◆ TASK:
List all lines of the data that include the string "sexo".

-- start DATASET ENTRIES --

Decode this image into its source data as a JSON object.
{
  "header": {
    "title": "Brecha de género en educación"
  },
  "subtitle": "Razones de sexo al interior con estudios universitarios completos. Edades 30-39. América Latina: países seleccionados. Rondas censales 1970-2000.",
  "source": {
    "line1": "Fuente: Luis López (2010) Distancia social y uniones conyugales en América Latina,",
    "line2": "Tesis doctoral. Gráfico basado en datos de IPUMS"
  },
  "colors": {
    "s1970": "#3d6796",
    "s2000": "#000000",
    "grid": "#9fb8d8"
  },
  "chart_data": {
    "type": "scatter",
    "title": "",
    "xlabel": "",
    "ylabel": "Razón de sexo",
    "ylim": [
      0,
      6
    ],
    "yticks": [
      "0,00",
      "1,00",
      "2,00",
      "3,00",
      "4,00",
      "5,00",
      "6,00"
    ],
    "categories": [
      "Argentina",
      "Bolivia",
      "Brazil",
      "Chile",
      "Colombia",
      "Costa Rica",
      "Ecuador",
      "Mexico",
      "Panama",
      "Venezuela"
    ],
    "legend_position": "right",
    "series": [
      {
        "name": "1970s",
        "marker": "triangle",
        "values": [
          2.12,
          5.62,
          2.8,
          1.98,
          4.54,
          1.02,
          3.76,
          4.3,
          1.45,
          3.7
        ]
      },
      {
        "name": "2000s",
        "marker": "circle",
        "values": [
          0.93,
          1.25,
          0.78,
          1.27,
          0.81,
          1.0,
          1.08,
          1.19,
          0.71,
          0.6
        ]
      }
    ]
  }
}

-- end DATASET ENTRIES --

◆ OUTPUT FOR THIS EXERCISE:
  "subtitle": "Razones de sexo al interior con estudios universitarios completos. Edades 30-39. América Latina: países seleccionados. Rondas censales 1970-2000.",
    "ylabel": "Razón de sexo",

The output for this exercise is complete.